-- Exercise --
From the listing below, pick out each line with the word "roku".

### Excerpted data ###

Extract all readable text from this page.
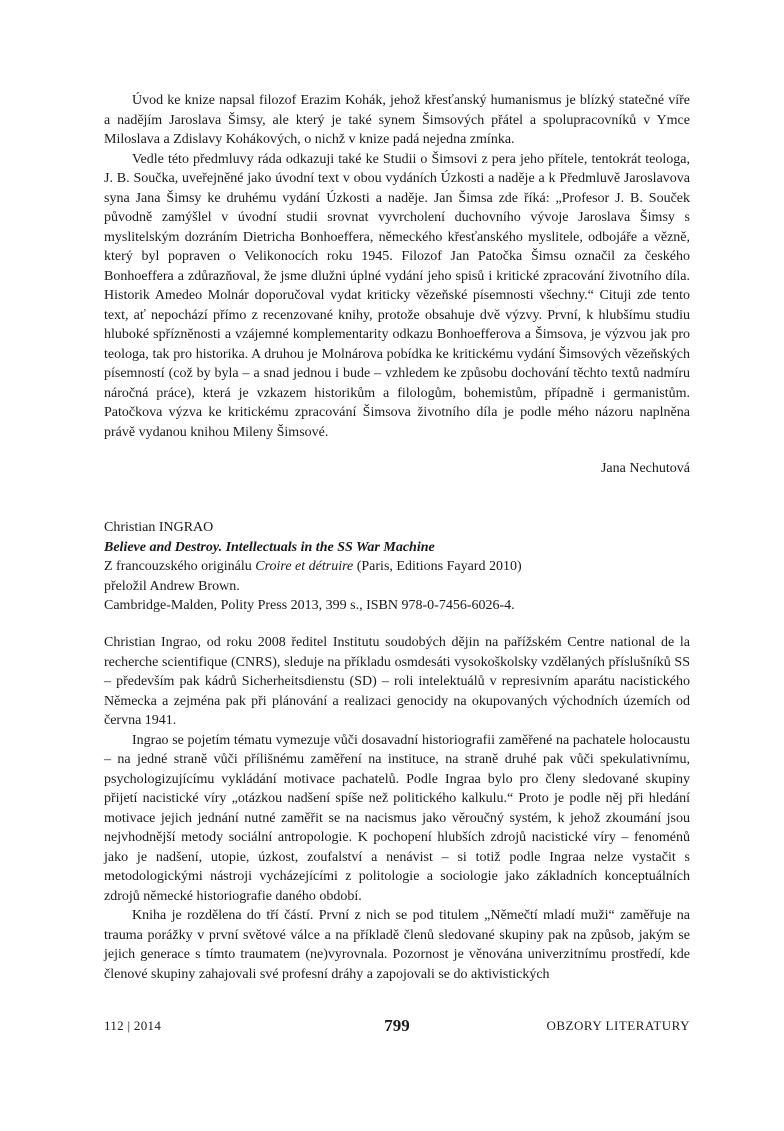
Úvod ke knize napsal filozof Erazim Kohák, jehož křesťanský humanismus je blízký statečné víře a nadějím Jaroslava Šimsy, ale který je také synem Šimsových přátel a spolupracovníků v Ymce Miloslava a Zdislavy Kohákových, o nichž v knize padá nejedna zmínka.

Vedle této předmluvy ráda odkazuji také ke Studii o Šimsovi z pera jeho přítele, tentokrát teologa, J. B. Součka, uveřejněné jako úvodní text v obou vydáních Úzkosti a naděje a k Předmluvě Jaroslavova syna Jana Šimsy ke druhému vydání Úzkosti a naděje. Jan Šimsa zde říká: „Profesor J. B. Souček původně zamýšlel v úvodní studii srovnat vyvrcholení duchovního vývoje Jaroslava Šimsy s myslitelským dozráním Dietricha Bonhoeffera, německého křesťanského myslitele, odbojáře a vězně, který byl popraven o Velikonocích roku 1945. Filozof Jan Patočka Šimsu označil za českého Bonhoeffera a zdůrazňoval, že jsme dlužni úplné vydání jeho spisů i kritické zpracování životního díla. Historik Amedeo Molnár doporučoval vydat kriticky vězeňské písemnosti všechny.“ Cituji zde tento text, ať nepochází přímo z recenzované knihy, protože obsahuje dvě výzvy. První, k hlubšímu studiu hluboké spřízněnosti a vzájemné komplementarity odkazu Bonhoefferova a Šimsova, je výzvou jak pro teologa, tak pro historika. A druhou je Molnárova pobídka ke kritickému vydání Šimsových vězeňských písemností (což by byla – a snad jednou i bude – vzhledem ke způsobu dochování těchto textů nadmíru náročná práce), která je vzkazem historikům a filologům, bohemistům, případně i germanistům. Patočkova výzva ke kritickému zpracování Šimsova životního díla je podle mého názoru naplněna právě vydanou knihou Mileny Šimsové.

Jana Nechutová
Christian INGRAO
Believe and Destroy. Intellectuals in the SS War Machine
Z francouzského originálu Croire et détruire (Paris, Editions Fayard 2010)
přeložil Andrew Brown.
Cambridge-Malden, Polity Press 2013, 399 s., ISBN 978-0-7456-6026-4.

Christian Ingrao, od roku 2008 ředitel Institutu soudobých dějin na pařížském Centre national de la recherche scientifique (CNRS), sleduje na příkladu osmdesáti vysokoškolsky vzdělaných příslušníků SS – především pak kádrů Sicherheitsdienstu (SD) – roli intelektuálů v represivním aparátu nacistického Německa a zejména pak při plánování a realizaci genocidy na okupovaných východních územích od června 1941.

Ingrao se pojetím tématu vymezuje vůči dosavadní historiografii zaměřené na pachatele holocaustu – na jedné straně vůči přílišnému zaměření na instituce, na straně druhé pak vůči spekulativnímu, psychologizujícímu vykládání motivace pachatelů. Podle Ingraa bylo pro členy sledované skupiny přijetí nacistické víry „otázkou nadšení spíše než politického kalkulu.“ Proto je podle něj při hledání motivace jejich jednání nutné zaměřit se na nacismus jako věroučný systém, k jehož zkoumání jsou nejvhodnější metody sociální antropologie. K pochopení hlubších zdrojů nacistické víry – fenoménů jako je nadšení, utopie, úzkost, zoufalství a nenávist – si totiž podle Ingraa nelze vystačit s metodologickými nástroji vycházejícími z politologie a sociologie jako základních konceptuálních zdrojů německé historiografie daného období.

Kniha je rozdělena do tří částí. První z nich se pod titulem „Němečtí mladí muži“ zaměřuje na trauma porážky v první světové válce a na příkladě členů sledované skupiny pak na způsob, jakým se jejich generace s tímto traumatem (ne)vyrovnala. Pozornost je věnována univerzitnímu prostředí, kde členové skupiny zahajovali své profesní dráhy a zapojovali se do aktivistických

112 | 2014	799	OBZORY LITERATURY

###

-- Output of the exercise --
Vedle této předmluvy ráda odkazuji také ke Studii o Šimsovi z pera jeho přítele, tentokrát teologa, J. B. Součka, uveřejněné jako úvodní text v obou vydáních Úzkosti a naděje a k Předmluvě Jaroslavova syna Jana Šimsy ke druhému vydání Úzkosti a naděje. Jan Šimsa zde říká: „Profesor J. B. Souček původně zamýšlel v úvodní studii srovnat vyvrcholení duchovního vývoje Jaroslava Šimsy s myslitelským dozráním Dietricha Bonhoeffera, německého křesťanského myslitele, odbojáře a vězně, který byl popraven o Velikonocích roku 1945. Filozof Jan Patočka Šimsu označil za českého Bonhoeffera a zdůrazňoval, že jsme dlužni úplné vydání jeho spisů i kritické zpracování životního díla. Historik Amedeo Molnár doporučoval vydat kriticky vězeňské písemnosti všechny.“ Cituji zde tento text, ať nepochází přímo z recenzované knihy, protože obsahuje dvě výzvy. První, k hlubšímu studiu hluboké spřízněnosti a vzájemné komplementarity odkazu Bonhoefferova a Šimsova, je výzvou jak pro teologa, tak pro historika. A druhou je Molnárova pobídka ke kritickému vydání Šimsových vězeňských písemností (což by byla – a snad jednou i bude – vzhledem ke způsobu dochování těchto textů nadmíru náročná práce), která je vzkazem historikům a filologům, bohemistům, případně i germanistům. Patočkova výzva ke kritickému zpracování Šimsova životního díla je podle mého názoru naplněna právě vydanou knihou Mileny Šimsové.
Christian Ingrao, od roku 2008 ředitel Institutu soudobých dějin na pařížském Centre national de la recherche scientifique (CNRS), sleduje na příkladu osmdesáti vysokoškolsky vzdělaných příslušníků SS – především pak kádrů Sicherheitsdienstu (SD) – roli intelektuálů v represivním aparátu nacistického Německa a zejména pak při plánování a realizaci genocidy na okupovaných východních územích od června 1941.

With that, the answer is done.